• _TEXT BLOCK_:
--- BEGIN ---

Right. You definitely don't want to spend an extra five minutes at work, sit in silence and take a few deep breaths, or get your addiction to your beast of an inbox under control — but you know what? If you want to have a happier, more focused, more get-it-done day tomorrow, those are the exact things you should do. At first, you might have to force yourself to actually do them, but soon they'll become second nature. Here are 10 to try tonight:
At the end of the day, prep tomorrow's to-do list
Take five minutes before leaving the office to set up your plan for what needs to be accomplished tomorrow. You can even block out periods of time in your calendar just to give yourself the opportunity to get it all done. This small step can help because "you're identifying the things you need to do while still awake rather than ruminating about what needs to be done when you get into bed," says David Brendel, MD, PhD, Boston-area psychiatrist and executive coach at Leading Minds Executive Coaching. The only catch: "You need to make a clear promise to yourself that you won't deal with it until the morning," he says. The next day, you'll be primed to dive right in.

--- END ---

• _SET PROBLEM_:
Translate this sentence from the evening-habits tips above into Spanish: "Take five minutes before leaving the office to set up your plan for what needs to be accomplished tomorrow."

• _SOURCE MATERIAL_:
--- BEGIN ---

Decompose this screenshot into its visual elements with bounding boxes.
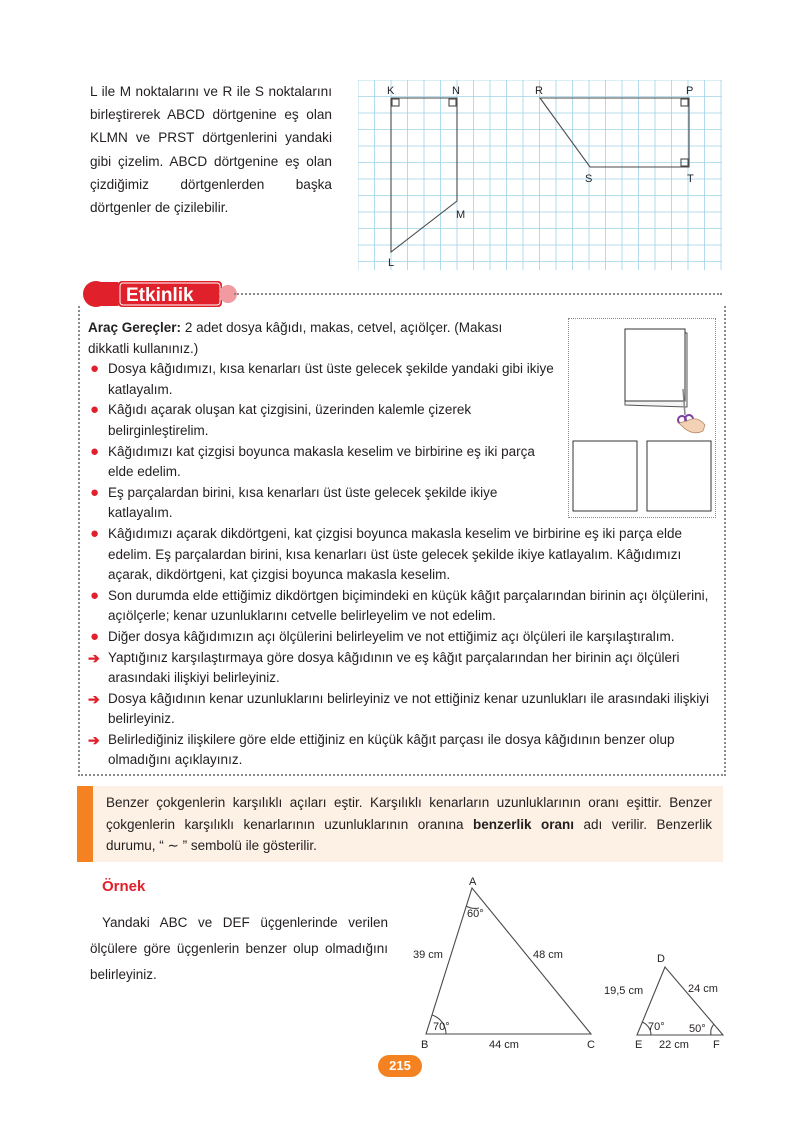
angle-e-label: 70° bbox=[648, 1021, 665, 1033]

--- END ---

• _SOLUTION FOR THIS TASK_:
Tómate cinco minutos antes de salir de la oficina para preparar tu plan de lo que hay que lograr mañana.